TASK
Scan the material for the word "euros", and copy each line where it shows up.

[Collection entries]

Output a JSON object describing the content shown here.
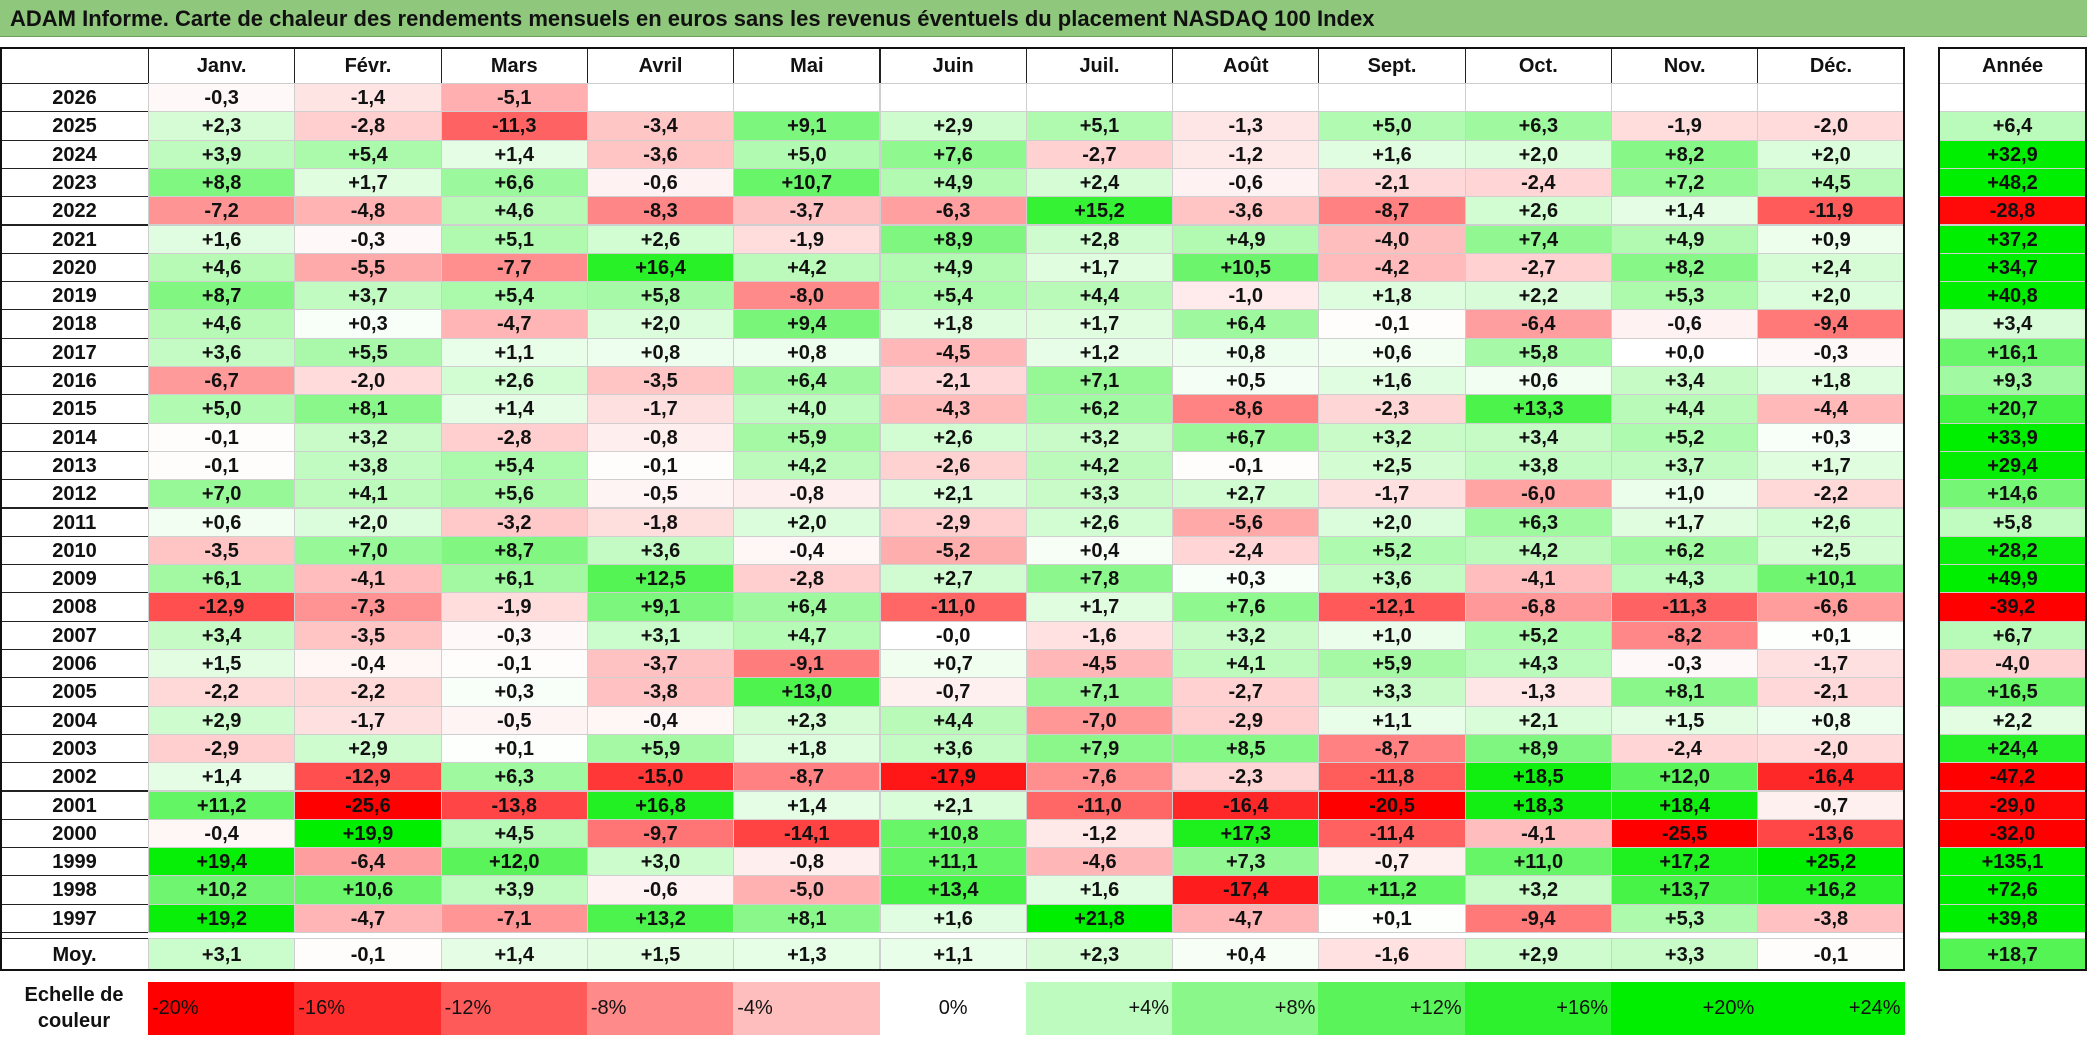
{
  "title": "ADAM Informe. Carte de chaleur des rendements mensuels en euros sans les revenus éventuels du placement NASDAQ 100 Index",
  "chart_data": {
    "type": "heatmap",
    "title": "ADAM Informe. Carte de chaleur des rendements mensuels en euros sans les revenus éventuels du placement NASDAQ 100 Index",
    "months": [
      "Janv.",
      "Févr.",
      "Mars",
      "Avril",
      "Mai",
      "Juin",
      "Juil.",
      "Août",
      "Sept.",
      "Oct.",
      "Nov.",
      "Déc."
    ],
    "year_header": "Année",
    "rows": [
      {
        "year": "2026",
        "months": [
          "-0,3",
          "-1,4",
          "-5,1",
          "",
          "",
          "",
          "",
          "",
          "",
          "",
          "",
          ""
        ],
        "annual": ""
      },
      {
        "year": "2025",
        "months": [
          "+2,3",
          "-2,8",
          "-11,3",
          "-3,4",
          "+9,1",
          "+2,9",
          "+5,1",
          "-1,3",
          "+5,0",
          "+6,3",
          "-1,9",
          "-2,0"
        ],
        "annual": "+6,4"
      },
      {
        "year": "2024",
        "months": [
          "+3,9",
          "+5,4",
          "+1,4",
          "-3,6",
          "+5,0",
          "+7,6",
          "-2,7",
          "-1,2",
          "+1,6",
          "+2,0",
          "+8,2",
          "+2,0"
        ],
        "annual": "+32,9"
      },
      {
        "year": "2023",
        "months": [
          "+8,8",
          "+1,7",
          "+6,6",
          "-0,6",
          "+10,7",
          "+4,9",
          "+2,4",
          "-0,6",
          "-2,1",
          "-2,4",
          "+7,2",
          "+4,5"
        ],
        "annual": "+48,2"
      },
      {
        "year": "2022",
        "months": [
          "-7,2",
          "-4,8",
          "+4,6",
          "-8,3",
          "-3,7",
          "-6,3",
          "+15,2",
          "-3,6",
          "-8,7",
          "+2,6",
          "+1,4",
          "-11,9"
        ],
        "annual": "-28,8"
      },
      {
        "year": "2021",
        "months": [
          "+1,6",
          "-0,3",
          "+5,1",
          "+2,6",
          "-1,9",
          "+8,9",
          "+2,8",
          "+4,9",
          "-4,0",
          "+7,4",
          "+4,9",
          "+0,9"
        ],
        "annual": "+37,2"
      },
      {
        "year": "2020",
        "months": [
          "+4,6",
          "-5,5",
          "-7,7",
          "+16,4",
          "+4,2",
          "+4,9",
          "+1,7",
          "+10,5",
          "-4,2",
          "-2,7",
          "+8,2",
          "+2,4"
        ],
        "annual": "+34,7"
      },
      {
        "year": "2019",
        "months": [
          "+8,7",
          "+3,7",
          "+5,4",
          "+5,8",
          "-8,0",
          "+5,4",
          "+4,4",
          "-1,0",
          "+1,8",
          "+2,2",
          "+5,3",
          "+2,0"
        ],
        "annual": "+40,8"
      },
      {
        "year": "2018",
        "months": [
          "+4,6",
          "+0,3",
          "-4,7",
          "+2,0",
          "+9,4",
          "+1,8",
          "+1,7",
          "+6,4",
          "-0,1",
          "-6,4",
          "-0,6",
          "-9,4"
        ],
        "annual": "+3,4"
      },
      {
        "year": "2017",
        "months": [
          "+3,6",
          "+5,5",
          "+1,1",
          "+0,8",
          "+0,8",
          "-4,5",
          "+1,2",
          "+0,8",
          "+0,6",
          "+5,8",
          "+0,0",
          "-0,3"
        ],
        "annual": "+16,1"
      },
      {
        "year": "2016",
        "months": [
          "-6,7",
          "-2,0",
          "+2,6",
          "-3,5",
          "+6,4",
          "-2,1",
          "+7,1",
          "+0,5",
          "+1,6",
          "+0,6",
          "+3,4",
          "+1,8"
        ],
        "annual": "+9,3"
      },
      {
        "year": "2015",
        "months": [
          "+5,0",
          "+8,1",
          "+1,4",
          "-1,7",
          "+4,0",
          "-4,3",
          "+6,2",
          "-8,6",
          "-2,3",
          "+13,3",
          "+4,4",
          "-4,4"
        ],
        "annual": "+20,7"
      },
      {
        "year": "2014",
        "months": [
          "-0,1",
          "+3,2",
          "-2,8",
          "-0,8",
          "+5,9",
          "+2,6",
          "+3,2",
          "+6,7",
          "+3,2",
          "+3,4",
          "+5,2",
          "+0,3"
        ],
        "annual": "+33,9"
      },
      {
        "year": "2013",
        "months": [
          "-0,1",
          "+3,8",
          "+5,4",
          "-0,1",
          "+4,2",
          "-2,6",
          "+4,2",
          "-0,1",
          "+2,5",
          "+3,8",
          "+3,7",
          "+1,7"
        ],
        "annual": "+29,4"
      },
      {
        "year": "2012",
        "months": [
          "+7,0",
          "+4,1",
          "+5,6",
          "-0,5",
          "-0,8",
          "+2,1",
          "+3,3",
          "+2,7",
          "-1,7",
          "-6,0",
          "+1,0",
          "-2,2"
        ],
        "annual": "+14,6"
      },
      {
        "year": "2011",
        "months": [
          "+0,6",
          "+2,0",
          "-3,2",
          "-1,8",
          "+2,0",
          "-2,9",
          "+2,6",
          "-5,6",
          "+2,0",
          "+6,3",
          "+1,7",
          "+2,6"
        ],
        "annual": "+5,8"
      },
      {
        "year": "2010",
        "months": [
          "-3,5",
          "+7,0",
          "+8,7",
          "+3,6",
          "-0,4",
          "-5,2",
          "+0,4",
          "-2,4",
          "+5,2",
          "+4,2",
          "+6,2",
          "+2,5"
        ],
        "annual": "+28,2"
      },
      {
        "year": "2009",
        "months": [
          "+6,1",
          "-4,1",
          "+6,1",
          "+12,5",
          "-2,8",
          "+2,7",
          "+7,8",
          "+0,3",
          "+3,6",
          "-4,1",
          "+4,3",
          "+10,1"
        ],
        "annual": "+49,9"
      },
      {
        "year": "2008",
        "months": [
          "-12,9",
          "-7,3",
          "-1,9",
          "+9,1",
          "+6,4",
          "-11,0",
          "+1,7",
          "+7,6",
          "-12,1",
          "-6,8",
          "-11,3",
          "-6,6"
        ],
        "annual": "-39,2"
      },
      {
        "year": "2007",
        "months": [
          "+3,4",
          "-3,5",
          "-0,3",
          "+3,1",
          "+4,7",
          "-0,0",
          "-1,6",
          "+3,2",
          "+1,0",
          "+5,2",
          "-8,2",
          "+0,1"
        ],
        "annual": "+6,7"
      },
      {
        "year": "2006",
        "months": [
          "+1,5",
          "-0,4",
          "-0,1",
          "-3,7",
          "-9,1",
          "+0,7",
          "-4,5",
          "+4,1",
          "+5,9",
          "+4,3",
          "-0,3",
          "-1,7"
        ],
        "annual": "-4,0"
      },
      {
        "year": "2005",
        "months": [
          "-2,2",
          "-2,2",
          "+0,3",
          "-3,8",
          "+13,0",
          "-0,7",
          "+7,1",
          "-2,7",
          "+3,3",
          "-1,3",
          "+8,1",
          "-2,1"
        ],
        "annual": "+16,5"
      },
      {
        "year": "2004",
        "months": [
          "+2,9",
          "-1,7",
          "-0,5",
          "-0,4",
          "+2,3",
          "+4,4",
          "-7,0",
          "-2,9",
          "+1,1",
          "+2,1",
          "+1,5",
          "+0,8"
        ],
        "annual": "+2,2"
      },
      {
        "year": "2003",
        "months": [
          "-2,9",
          "+2,9",
          "+0,1",
          "+5,9",
          "+1,8",
          "+3,6",
          "+7,9",
          "+8,5",
          "-8,7",
          "+8,9",
          "-2,4",
          "-2,0"
        ],
        "annual": "+24,4"
      },
      {
        "year": "2002",
        "months": [
          "+1,4",
          "-12,9",
          "+6,3",
          "-15,0",
          "-8,7",
          "-17,9",
          "-7,6",
          "-2,3",
          "-11,8",
          "+18,5",
          "+12,0",
          "-16,4"
        ],
        "annual": "-47,2"
      },
      {
        "year": "2001",
        "months": [
          "+11,2",
          "-25,6",
          "-13,8",
          "+16,8",
          "+1,4",
          "+2,1",
          "-11,0",
          "-16,4",
          "-20,5",
          "+18,3",
          "+18,4",
          "-0,7"
        ],
        "annual": "-29,0"
      },
      {
        "year": "2000",
        "months": [
          "-0,4",
          "+19,9",
          "+4,5",
          "-9,7",
          "-14,1",
          "+10,8",
          "-1,2",
          "+17,3",
          "-11,4",
          "-4,1",
          "-25,5",
          "-13,6"
        ],
        "annual": "-32,0"
      },
      {
        "year": "1999",
        "months": [
          "+19,4",
          "-6,4",
          "+12,0",
          "+3,0",
          "-0,8",
          "+11,1",
          "-4,6",
          "+7,3",
          "-0,7",
          "+11,0",
          "+17,2",
          "+25,2"
        ],
        "annual": "+135,1"
      },
      {
        "year": "1998",
        "months": [
          "+10,2",
          "+10,6",
          "+3,9",
          "-0,6",
          "-5,0",
          "+13,4",
          "+1,6",
          "-17,4",
          "+11,2",
          "+3,2",
          "+13,7",
          "+16,2"
        ],
        "annual": "+72,6"
      },
      {
        "year": "1997",
        "months": [
          "+19,2",
          "-4,7",
          "-7,1",
          "+13,2",
          "+8,1",
          "+1,6",
          "+21,8",
          "-4,7",
          "+0,1",
          "-9,4",
          "+5,3",
          "-3,8"
        ],
        "annual": "+39,8"
      }
    ],
    "average": {
      "label": "Moy.",
      "months": [
        "+3,1",
        "-0,1",
        "+1,4",
        "+1,5",
        "+1,3",
        "+1,1",
        "+2,3",
        "+0,4",
        "-1,6",
        "+2,9",
        "+3,3",
        "-0,1"
      ],
      "annual": "+18,7"
    },
    "legend": {
      "label": "Echelle de couleur",
      "steps": [
        "-20%",
        "-16%",
        "-12%",
        "-8%",
        "-4%",
        "0%",
        "+4%",
        "+8%",
        "+12%",
        "+16%",
        "+20%",
        "+24%"
      ]
    },
    "colors": {
      "negative": "#ff0000",
      "neutral": "#ffffff",
      "positive": "#00ee00"
    }
  }
}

EXPECTED OUTPUT
  "title": "ADAM Informe. Carte de chaleur des rendements mensuels en euros sans les revenus éventuels du placement NASDAQ 100 Index",
    "title": "ADAM Informe. Carte de chaleur des rendements mensuels en euros sans les revenus éventuels du placement NASDAQ 100 Index",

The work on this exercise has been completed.